### Work to be completed
Copy out, word for word, the material from the start of the records through the line that contains "- chart-1-bar-5-segment-3: [547, 369, 630, 390]", including both ends and nothing else.

[Records taken from a collection]
►

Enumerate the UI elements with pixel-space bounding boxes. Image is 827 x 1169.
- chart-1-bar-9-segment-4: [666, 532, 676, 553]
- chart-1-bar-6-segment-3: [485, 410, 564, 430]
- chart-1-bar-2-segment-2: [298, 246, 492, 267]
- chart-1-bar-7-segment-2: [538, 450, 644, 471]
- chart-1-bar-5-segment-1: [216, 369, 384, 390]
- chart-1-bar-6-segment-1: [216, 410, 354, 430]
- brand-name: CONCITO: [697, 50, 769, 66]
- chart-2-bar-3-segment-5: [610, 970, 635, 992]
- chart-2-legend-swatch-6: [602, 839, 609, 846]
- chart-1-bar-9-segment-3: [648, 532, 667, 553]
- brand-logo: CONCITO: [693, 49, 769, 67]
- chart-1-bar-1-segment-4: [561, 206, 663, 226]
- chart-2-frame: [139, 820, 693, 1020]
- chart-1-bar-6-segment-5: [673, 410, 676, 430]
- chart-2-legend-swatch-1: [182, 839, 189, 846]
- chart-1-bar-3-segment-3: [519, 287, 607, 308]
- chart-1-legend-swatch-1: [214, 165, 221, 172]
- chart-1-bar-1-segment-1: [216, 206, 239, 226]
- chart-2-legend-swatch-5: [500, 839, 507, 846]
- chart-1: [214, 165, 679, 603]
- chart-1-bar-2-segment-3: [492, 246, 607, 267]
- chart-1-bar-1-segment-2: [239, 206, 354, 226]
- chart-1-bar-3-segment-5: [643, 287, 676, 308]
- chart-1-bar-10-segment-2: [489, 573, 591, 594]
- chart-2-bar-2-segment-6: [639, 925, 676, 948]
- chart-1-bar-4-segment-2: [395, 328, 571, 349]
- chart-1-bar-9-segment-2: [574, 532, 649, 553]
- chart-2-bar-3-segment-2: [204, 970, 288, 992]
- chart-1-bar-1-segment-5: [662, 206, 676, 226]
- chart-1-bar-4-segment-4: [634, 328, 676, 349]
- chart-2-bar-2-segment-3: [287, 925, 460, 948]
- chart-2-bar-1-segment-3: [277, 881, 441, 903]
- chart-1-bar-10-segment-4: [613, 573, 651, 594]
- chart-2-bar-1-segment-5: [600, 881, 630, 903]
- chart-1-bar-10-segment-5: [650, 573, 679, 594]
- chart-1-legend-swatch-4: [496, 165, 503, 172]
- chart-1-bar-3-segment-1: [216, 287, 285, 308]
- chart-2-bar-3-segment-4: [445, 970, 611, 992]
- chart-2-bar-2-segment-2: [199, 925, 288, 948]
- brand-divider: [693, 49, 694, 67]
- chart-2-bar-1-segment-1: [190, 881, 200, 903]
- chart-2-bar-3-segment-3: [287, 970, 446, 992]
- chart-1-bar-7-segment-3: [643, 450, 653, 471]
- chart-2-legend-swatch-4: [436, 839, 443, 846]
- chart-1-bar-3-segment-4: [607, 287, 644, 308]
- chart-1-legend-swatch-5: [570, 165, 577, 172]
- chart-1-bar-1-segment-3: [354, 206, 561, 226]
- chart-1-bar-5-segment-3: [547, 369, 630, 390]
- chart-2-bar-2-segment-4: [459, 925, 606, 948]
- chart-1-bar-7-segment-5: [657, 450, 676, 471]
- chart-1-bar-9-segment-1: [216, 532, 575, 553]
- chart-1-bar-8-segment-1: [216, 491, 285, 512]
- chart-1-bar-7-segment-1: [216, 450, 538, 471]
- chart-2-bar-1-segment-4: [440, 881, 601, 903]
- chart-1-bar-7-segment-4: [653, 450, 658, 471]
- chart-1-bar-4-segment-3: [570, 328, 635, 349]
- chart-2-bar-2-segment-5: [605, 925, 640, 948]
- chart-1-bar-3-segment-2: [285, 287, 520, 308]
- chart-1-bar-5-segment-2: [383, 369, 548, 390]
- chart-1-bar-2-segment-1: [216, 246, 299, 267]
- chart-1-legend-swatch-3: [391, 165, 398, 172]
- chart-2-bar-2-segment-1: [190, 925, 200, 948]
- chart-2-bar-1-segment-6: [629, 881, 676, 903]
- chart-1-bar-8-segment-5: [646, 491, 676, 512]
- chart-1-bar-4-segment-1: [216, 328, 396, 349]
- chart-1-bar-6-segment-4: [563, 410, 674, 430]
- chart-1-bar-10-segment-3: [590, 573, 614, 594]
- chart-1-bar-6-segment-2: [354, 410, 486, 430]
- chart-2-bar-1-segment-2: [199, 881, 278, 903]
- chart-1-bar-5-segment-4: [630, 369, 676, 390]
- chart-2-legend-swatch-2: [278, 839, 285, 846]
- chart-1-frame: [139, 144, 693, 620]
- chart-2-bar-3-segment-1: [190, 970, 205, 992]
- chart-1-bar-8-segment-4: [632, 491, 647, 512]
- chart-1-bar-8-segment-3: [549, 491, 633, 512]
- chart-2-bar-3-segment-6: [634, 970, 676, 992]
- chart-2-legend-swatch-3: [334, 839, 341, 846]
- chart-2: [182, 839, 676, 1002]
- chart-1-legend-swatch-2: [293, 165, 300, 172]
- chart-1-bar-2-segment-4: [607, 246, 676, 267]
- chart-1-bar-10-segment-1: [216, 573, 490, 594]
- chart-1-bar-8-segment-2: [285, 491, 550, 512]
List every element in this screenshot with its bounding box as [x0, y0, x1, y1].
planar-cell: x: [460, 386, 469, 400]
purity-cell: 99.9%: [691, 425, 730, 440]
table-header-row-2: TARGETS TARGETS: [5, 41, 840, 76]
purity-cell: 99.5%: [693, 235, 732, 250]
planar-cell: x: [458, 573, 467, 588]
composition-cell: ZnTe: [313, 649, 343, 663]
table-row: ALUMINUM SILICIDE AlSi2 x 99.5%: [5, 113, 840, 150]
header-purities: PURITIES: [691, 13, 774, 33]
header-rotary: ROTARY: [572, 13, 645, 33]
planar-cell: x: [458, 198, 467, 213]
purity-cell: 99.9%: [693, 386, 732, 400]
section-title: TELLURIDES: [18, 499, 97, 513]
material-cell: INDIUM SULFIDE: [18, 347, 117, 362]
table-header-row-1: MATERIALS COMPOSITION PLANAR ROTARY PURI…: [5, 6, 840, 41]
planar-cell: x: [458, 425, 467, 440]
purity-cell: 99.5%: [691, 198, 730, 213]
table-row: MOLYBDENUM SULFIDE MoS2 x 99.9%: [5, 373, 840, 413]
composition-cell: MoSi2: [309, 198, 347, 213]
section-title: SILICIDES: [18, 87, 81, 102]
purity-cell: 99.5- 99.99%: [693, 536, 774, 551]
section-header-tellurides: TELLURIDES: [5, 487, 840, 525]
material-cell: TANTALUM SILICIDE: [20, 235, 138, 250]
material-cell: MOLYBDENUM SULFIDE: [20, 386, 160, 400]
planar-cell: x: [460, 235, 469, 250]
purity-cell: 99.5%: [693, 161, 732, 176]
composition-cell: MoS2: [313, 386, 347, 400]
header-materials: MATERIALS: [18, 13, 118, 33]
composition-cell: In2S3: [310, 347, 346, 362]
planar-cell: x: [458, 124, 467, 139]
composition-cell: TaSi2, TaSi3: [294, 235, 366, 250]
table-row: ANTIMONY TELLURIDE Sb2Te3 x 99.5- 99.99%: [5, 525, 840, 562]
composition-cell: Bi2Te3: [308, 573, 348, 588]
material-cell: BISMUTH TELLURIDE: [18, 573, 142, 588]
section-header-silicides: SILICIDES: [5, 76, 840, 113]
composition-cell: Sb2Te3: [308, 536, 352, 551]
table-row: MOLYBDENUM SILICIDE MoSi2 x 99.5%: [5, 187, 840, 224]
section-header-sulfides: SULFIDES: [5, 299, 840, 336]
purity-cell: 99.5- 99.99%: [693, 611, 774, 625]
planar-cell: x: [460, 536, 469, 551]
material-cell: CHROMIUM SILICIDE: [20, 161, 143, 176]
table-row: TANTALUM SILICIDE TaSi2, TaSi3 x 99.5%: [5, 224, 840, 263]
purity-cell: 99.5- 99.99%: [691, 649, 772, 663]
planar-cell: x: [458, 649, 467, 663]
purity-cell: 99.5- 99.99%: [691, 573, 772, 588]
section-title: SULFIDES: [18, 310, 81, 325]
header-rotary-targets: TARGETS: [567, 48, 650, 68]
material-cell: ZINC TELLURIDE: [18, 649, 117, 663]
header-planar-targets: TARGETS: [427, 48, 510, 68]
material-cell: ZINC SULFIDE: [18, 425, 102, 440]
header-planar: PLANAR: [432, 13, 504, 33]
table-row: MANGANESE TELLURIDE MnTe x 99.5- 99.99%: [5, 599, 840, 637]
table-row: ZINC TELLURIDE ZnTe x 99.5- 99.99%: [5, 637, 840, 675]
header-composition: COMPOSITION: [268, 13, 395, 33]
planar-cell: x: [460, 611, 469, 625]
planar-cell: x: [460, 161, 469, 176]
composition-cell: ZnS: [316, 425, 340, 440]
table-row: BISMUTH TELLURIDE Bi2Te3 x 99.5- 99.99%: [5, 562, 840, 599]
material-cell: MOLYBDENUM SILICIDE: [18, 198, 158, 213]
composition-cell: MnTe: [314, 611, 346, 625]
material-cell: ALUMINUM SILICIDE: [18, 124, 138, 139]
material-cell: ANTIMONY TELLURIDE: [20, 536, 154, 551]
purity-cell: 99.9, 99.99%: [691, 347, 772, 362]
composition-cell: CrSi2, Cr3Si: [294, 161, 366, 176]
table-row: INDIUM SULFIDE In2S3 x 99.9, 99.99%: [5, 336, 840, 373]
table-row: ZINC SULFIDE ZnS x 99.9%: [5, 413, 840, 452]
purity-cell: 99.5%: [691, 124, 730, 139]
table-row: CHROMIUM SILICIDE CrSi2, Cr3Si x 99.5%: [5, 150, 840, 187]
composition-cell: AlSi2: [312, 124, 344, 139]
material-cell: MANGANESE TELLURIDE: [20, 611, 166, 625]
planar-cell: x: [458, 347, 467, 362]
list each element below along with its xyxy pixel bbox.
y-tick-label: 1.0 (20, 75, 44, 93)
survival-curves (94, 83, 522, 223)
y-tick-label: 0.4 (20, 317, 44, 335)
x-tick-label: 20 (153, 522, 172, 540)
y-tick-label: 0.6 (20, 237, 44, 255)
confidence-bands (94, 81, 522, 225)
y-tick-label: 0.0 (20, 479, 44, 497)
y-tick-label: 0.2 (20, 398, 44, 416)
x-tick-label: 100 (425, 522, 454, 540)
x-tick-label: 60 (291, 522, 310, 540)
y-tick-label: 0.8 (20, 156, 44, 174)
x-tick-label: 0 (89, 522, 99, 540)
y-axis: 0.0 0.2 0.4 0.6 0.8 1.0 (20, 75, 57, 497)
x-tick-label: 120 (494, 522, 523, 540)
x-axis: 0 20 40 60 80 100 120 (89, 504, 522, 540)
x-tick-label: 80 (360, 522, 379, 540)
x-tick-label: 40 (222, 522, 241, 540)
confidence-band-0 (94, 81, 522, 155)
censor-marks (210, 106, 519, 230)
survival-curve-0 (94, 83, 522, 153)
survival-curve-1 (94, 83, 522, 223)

◄

### Solution to this task
Enumerate the UI elements with pixel-space bounding boxes. Image is 827 x 1169.
- chart-1-bar-9-segment-4: [666, 532, 676, 553]
- chart-1-bar-6-segment-3: [485, 410, 564, 430]
- chart-1-bar-2-segment-2: [298, 246, 492, 267]
- chart-1-bar-7-segment-2: [538, 450, 644, 471]
- chart-1-bar-5-segment-1: [216, 369, 384, 390]
- chart-1-bar-6-segment-1: [216, 410, 354, 430]
- brand-name: CONCITO: [697, 50, 769, 66]
- chart-2-bar-3-segment-5: [610, 970, 635, 992]
- chart-2-legend-swatch-6: [602, 839, 609, 846]
- chart-1-bar-9-segment-3: [648, 532, 667, 553]
- brand-logo: CONCITO: [693, 49, 769, 67]
- chart-1-bar-1-segment-4: [561, 206, 663, 226]
- chart-2-frame: [139, 820, 693, 1020]
- chart-1-bar-6-segment-5: [673, 410, 676, 430]
- chart-2-legend-swatch-1: [182, 839, 189, 846]
- chart-1-bar-3-segment-3: [519, 287, 607, 308]
- chart-1-legend-swatch-1: [214, 165, 221, 172]
- chart-1-bar-1-segment-1: [216, 206, 239, 226]
- chart-2-legend-swatch-5: [500, 839, 507, 846]
- chart-1: [214, 165, 679, 603]
- chart-1-bar-2-segment-3: [492, 246, 607, 267]
- chart-1-bar-1-segment-2: [239, 206, 354, 226]
- chart-1-bar-3-segment-5: [643, 287, 676, 308]
- chart-1-bar-10-segment-2: [489, 573, 591, 594]
- chart-2-bar-2-segment-6: [639, 925, 676, 948]
- chart-1-bar-4-segment-2: [395, 328, 571, 349]
- chart-1-bar-9-segment-2: [574, 532, 649, 553]
- chart-2-bar-3-segment-2: [204, 970, 288, 992]
- chart-1-bar-1-segment-5: [662, 206, 676, 226]
- chart-1-bar-4-segment-4: [634, 328, 676, 349]
- chart-2-bar-2-segment-3: [287, 925, 460, 948]
- chart-2-bar-1-segment-3: [277, 881, 441, 903]
- chart-1-bar-10-segment-4: [613, 573, 651, 594]
- chart-2-bar-1-segment-5: [600, 881, 630, 903]
- chart-1-bar-10-segment-5: [650, 573, 679, 594]
- chart-1-legend-swatch-4: [496, 165, 503, 172]
- chart-1-bar-3-segment-1: [216, 287, 285, 308]
- chart-2-bar-3-segment-4: [445, 970, 611, 992]
- chart-2-bar-2-segment-2: [199, 925, 288, 948]
- brand-divider: [693, 49, 694, 67]
- chart-2-bar-1-segment-1: [190, 881, 200, 903]
- chart-2-bar-3-segment-3: [287, 970, 446, 992]
- chart-1-bar-7-segment-3: [643, 450, 653, 471]
- chart-2-legend-swatch-4: [436, 839, 443, 846]
- chart-1-bar-3-segment-4: [607, 287, 644, 308]
- chart-1-legend-swatch-5: [570, 165, 577, 172]
- chart-1-bar-1-segment-3: [354, 206, 561, 226]
- chart-1-bar-5-segment-3: [547, 369, 630, 390]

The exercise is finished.